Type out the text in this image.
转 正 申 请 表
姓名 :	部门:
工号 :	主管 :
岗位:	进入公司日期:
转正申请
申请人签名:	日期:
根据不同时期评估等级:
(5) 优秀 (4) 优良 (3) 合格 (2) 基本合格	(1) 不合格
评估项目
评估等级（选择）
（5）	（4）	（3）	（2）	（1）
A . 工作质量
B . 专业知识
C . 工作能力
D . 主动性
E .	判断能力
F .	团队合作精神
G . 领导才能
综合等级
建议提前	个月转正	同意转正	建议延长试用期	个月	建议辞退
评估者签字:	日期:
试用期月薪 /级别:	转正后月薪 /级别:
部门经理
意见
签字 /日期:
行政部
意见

::::::

## [SHORT EXERCISE]
Give back the whole listing exactly as it reads.

## [RESPONSE]
Type out the text in this image.
转 正 申 请 表
姓名 :	部门:
工号 :	主管 :
岗位:	进入公司日期:
转正申请
申请人签名:	日期:
根据不同时期评估等级:
(5) 优秀 (4) 优良 (3) 合格 (2) 基本合格	(1) 不合格
评估项目
评估等级（选择）
（5）	（4）	（3）	（2）	（1）
A . 工作质量
B . 专业知识
C . 工作能力
D . 主动性
E .	判断能力
F .	团队合作精神
G . 领导才能
综合等级
建议提前	个月转正	同意转正	建议延长试用期	个月	建议辞退
评估者签字:	日期:
试用期月薪 /级别:	转正后月薪 /级别:
部门经理
意见
签字 /日期:
行政部
意见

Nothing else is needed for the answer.